Google Groups no longer supports new Usenet posts or subscriptions. Historical content remains viewable.
Dismiss

air zound

46 views
Skip to first unread message

no_e...@invalid.invalid

unread,
Aug 19, 2023, 10:32:00 AM8/19/23
to
Witam
Ktos jeszcze uzywa?..

https://www.airzound.co.uk
Slepu polskiego juz dawno nie ma.
Na allegro chca 200zl
Cena w uk 21 funtow…



--
Titus Atomicus

ąćęłńóśźż

unread,
Aug 20, 2023, 9:15:26 AM8/20/23
to
Ze trzy lata temu kupiłem chyba w Lidlu w rowerowe dni trąbkę metalową na tradycyjną gumową gruszkę, daje chyba więcej niż AirZound
;-) przez co nie zamontowałem jej dzieciom żeby nie straszyły staruszek :-)


-----
> Ktos jeszcze uzywa?

Olivander

unread,
Aug 21, 2023, 5:22:04 AM8/21/23
to
niedziela, 20 sierpnia 2023 o 15:15:26 UTC+2 ąćęłńóśźż napisał(a):
> Ze trzy lata temu kupiłem chyba w Lidlu w rowerowe dni trąbkę metalową na tradycyjną gumową gruszkę, daje chyba więcej niż AirZound
> ;-) przez co nie zamontowałem jej dzieciom żeby nie straszyły staruszek :-)
pkt1. w kabinie tira z ryksztosującą droselklapą, albo bolida młodzierzy wiejskiej z włączonym um-c-c um-c-c* tylko Airzound słychać i to raczej przy pełnym zbiorniku.

taka gruszka jest niezła, też wolę, bo nie trzeba pamiętać ładować, ale by trąbić trza cisnąć całą ręką, tą samą co powinna np. hamować, a Airzound się uruchamia jednym palcem, nie zdejmując ręki z klamki. więc jak kto miewa do czynienia z pkt1 to nic lepszego nie ma.

cjanci czasem się czepią, bo Prawo mówi o "nieprzeraźliwym dźwięku". ale Prawo to nie pakt samobójców, nawet cjantom zdarza się to rozumieć. niektórym, niekiedy.

* * * * *

ZADANIE
Zredaguj fragment tekstu źródłowego między słowami „taka gruszka jest” a „rozumieć. niektórym, niekiedy.” włącznie, zamieniając „klamki” na „kierownicy”, i podaj cały fragment po tej zmianie. Rekordy poniżej pochodzą z innego źródła niż tekst źródłowy.

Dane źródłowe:
* * * * *

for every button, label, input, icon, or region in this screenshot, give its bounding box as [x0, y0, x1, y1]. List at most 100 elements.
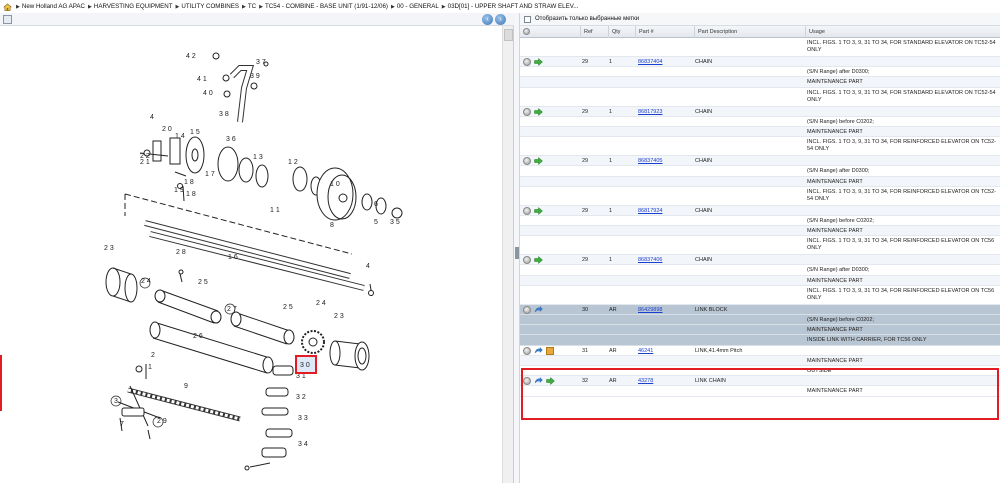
diagram-pane: ‹ › 4 2 3 7 3 9 4 1 4 0 3 8 4 2 0 1 4 1 … [0, 13, 514, 483]
part-row[interactable]: 29 1 86837405 CHAIN [520, 156, 1000, 167]
usage-row[interactable]: INCL. FIGS. 1 TO 3, 9, 31 TO 34, FOR STA… [520, 88, 1000, 107]
svg-text:2 1: 2 1 [140, 159, 150, 166]
breadcrumb-item[interactable]: 03D[01] - UPPER SHAFT AND STRAW ELEV... [448, 3, 579, 10]
show-selected-only-checkbox[interactable] [524, 15, 531, 23]
add-to-cart-icon[interactable] [534, 157, 543, 166]
previous-page-button[interactable]: ‹ [482, 14, 493, 25]
add-to-cart-icon[interactable] [534, 256, 543, 265]
svg-text:5: 5 [374, 219, 378, 226]
breadcrumb-item[interactable]: 00 - GENERAL [397, 3, 439, 10]
svg-text:4 0: 4 0 [203, 90, 213, 97]
description-cell: LINK CHAIN [695, 378, 726, 385]
usage-row[interactable]: INSIDE LINK WITH CARRIER, FOR TC56 ONLY [520, 335, 1000, 346]
svg-text:4: 4 [150, 114, 154, 121]
usage-row[interactable]: (S/N Range) before C0202; [520, 117, 1000, 127]
breadcrumb-item[interactable]: UTILITY COMBINES [181, 3, 239, 10]
ref-cell: 30 [582, 306, 589, 313]
usage-row[interactable]: MAINTENANCE PART [520, 126, 1000, 138]
svg-text:4 2: 4 2 [186, 53, 196, 60]
usage-cell: INCL. FIGS. 1 TO 3, 9, 31 TO 34, FOR REI… [807, 238, 995, 252]
part-number-link[interactable]: 86837406 [638, 257, 662, 264]
usage-row[interactable]: INCL. FIGS. 1 TO 3, 9, 31 TO 34, FOR REI… [520, 187, 1000, 206]
col-qty[interactable]: Qty [608, 26, 621, 38]
svg-text:2: 2 [151, 352, 155, 359]
part-number-link[interactable]: 86429898 [638, 307, 662, 314]
usage-row[interactable]: INCL. FIGS. 1 TO 3, 9, 31 TO 34, FOR REI… [520, 286, 1000, 305]
usage-row[interactable]: MAINTENANCE PART [520, 275, 1000, 286]
go-to-part-icon[interactable] [534, 377, 543, 385]
col-part-description[interactable]: Part Description [694, 26, 737, 38]
info-icon[interactable] [523, 206, 531, 215]
next-page-button[interactable]: › [495, 14, 506, 25]
info-icon[interactable] [523, 157, 531, 166]
breadcrumb-item[interactable]: TC54 - COMBINE - BASE UNIT (1/91-12/06) [265, 3, 388, 10]
part-row[interactable]: 29 1 86837406 CHAIN [520, 255, 1000, 266]
info-icon[interactable] [523, 346, 531, 355]
go-to-part-icon[interactable] [534, 305, 543, 314]
usage-cell: INSIDE LINK WITH CARRIER, FOR TC56 ONLY [807, 337, 927, 344]
add-to-cart-icon[interactable] [534, 206, 543, 215]
usage-row[interactable]: (S/N Range) after D0300; [520, 166, 1000, 177]
usage-row[interactable]: MAINTENANCE PART [520, 77, 1000, 88]
go-to-part-icon[interactable] [534, 346, 543, 355]
add-to-cart-icon[interactable] [546, 377, 555, 386]
qty-cell: 1 [609, 108, 613, 115]
description-cell: CHAIN [695, 257, 713, 264]
breadcrumb-arrow-icon: ▶ [390, 4, 395, 10]
svg-text:1 8: 1 8 [184, 179, 194, 186]
ref-cell: 29 [582, 257, 589, 264]
col-usage[interactable]: Usage [805, 26, 825, 38]
usage-row[interactable]: INCL. FIGS. 1 TO 3, 9, 31 TO 34, FOR STA… [520, 38, 1000, 57]
usage-row[interactable]: MAINTENANCE PART [520, 325, 1000, 336]
svg-text:1 4: 1 4 [175, 133, 185, 140]
part-row[interactable]: 29 1 86817924 CHAIN [520, 205, 1000, 216]
col-part-number[interactable]: Part # [635, 26, 654, 38]
part-number-link[interactable]: 86817923 [638, 109, 662, 116]
part-row[interactable]: 32 AR 43278 LINK CHAIN [520, 376, 1000, 387]
breadcrumb-item[interactable]: TC [248, 3, 256, 10]
info-icon[interactable] [523, 305, 531, 314]
home-icon[interactable] [3, 2, 12, 11]
kit-icon[interactable] [546, 346, 554, 355]
usage-row[interactable]: MAINTENANCE PART [520, 386, 1000, 397]
part-row[interactable]: 29 1 86817923 CHAIN [520, 106, 1000, 117]
part-number-link[interactable]: 43278 [638, 378, 653, 385]
part-row[interactable]: 31 AR 46241 LINK,41.4mm Pitch [520, 346, 1000, 356]
part-number-link[interactable]: 46241 [638, 348, 653, 355]
diagram-scrollbar[interactable] [502, 26, 513, 483]
breadcrumb-item[interactable]: HARVESTING EQUIPMENT [94, 3, 173, 10]
col-ref[interactable]: Ref [580, 26, 593, 38]
usage-row[interactable]: OUTSIDE [520, 366, 1000, 377]
splitter-grip-icon[interactable] [515, 247, 519, 259]
usage-row[interactable]: MAINTENANCE PART [520, 355, 1000, 366]
description-cell: LINK BLOCK [695, 306, 728, 313]
usage-row[interactable]: (S/N Range) after D0300; [520, 265, 1000, 276]
info-icon[interactable] [523, 58, 531, 66]
usage-row[interactable]: MAINTENANCE PART [520, 176, 1000, 187]
svg-text:2 5: 2 5 [283, 304, 293, 311]
usage-row[interactable]: INCL. FIGS. 1 TO 3, 9, 31 TO 34, FOR REI… [520, 137, 1000, 157]
breadcrumb-item[interactable]: New Holland AG APAC [22, 3, 85, 10]
usage-row[interactable]: INCL. FIGS. 1 TO 3, 9, 31 TO 34, FOR REI… [520, 236, 1000, 256]
add-to-cart-icon[interactable] [534, 58, 543, 66]
usage-row[interactable]: (S/N Range) before C0202; [520, 216, 1000, 227]
qty-cell: AR [609, 378, 617, 385]
usage-row[interactable]: (S/N Range) after D0300; [520, 67, 1000, 78]
add-to-cart-icon[interactable] [534, 107, 543, 116]
part-number-link[interactable]: 86817924 [638, 208, 662, 215]
svg-text:1 8: 1 8 [186, 191, 196, 198]
usage-row[interactable]: (S/N Range) before C0202; [520, 315, 1000, 326]
info-icon[interactable] [523, 377, 531, 386]
svg-text:2 0: 2 0 [162, 126, 172, 133]
part-row[interactable]: 29 1 86837404 CHAIN [520, 57, 1000, 68]
usage-cell: INCL. FIGS. 1 TO 3, 9, 31 TO 34, FOR REI… [807, 287, 995, 301]
description-cell: CHAIN [695, 108, 713, 115]
info-icon[interactable] [523, 107, 531, 116]
info-icon[interactable] [523, 256, 531, 265]
zoom-icon[interactable] [3, 15, 12, 24]
part-number-link[interactable]: 86837405 [638, 158, 662, 165]
usage-cell: (S/N Range) after D0300; [807, 168, 870, 175]
part-row[interactable]: 30 AR 86429898 LINK BLOCK [520, 304, 1000, 315]
usage-row[interactable]: MAINTENANCE PART [520, 226, 1000, 237]
part-number-link[interactable]: 86837404 [638, 59, 662, 66]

* * * * *

ROZWIĄZANIE PISEMNE
taka gruszka jest niezła, też wolę, bo nie trzeba pamiętać ładować, ale by trąbić trza cisnąć całą ręką, tą samą co powinna np. hamować, a Airzound się uruchamia jednym palcem, nie zdejmując ręki z kierownicy. więc jak kto miewa do czynienia z pkt1 to nic lepszego nie ma.

cjanci czasem się czepią, bo Prawo mówi o "nieprzeraźliwym dźwięku". ale Prawo to nie pakt samobójców, nawet cjantom zdarza się to rozumieć. niektórym, niekiedy.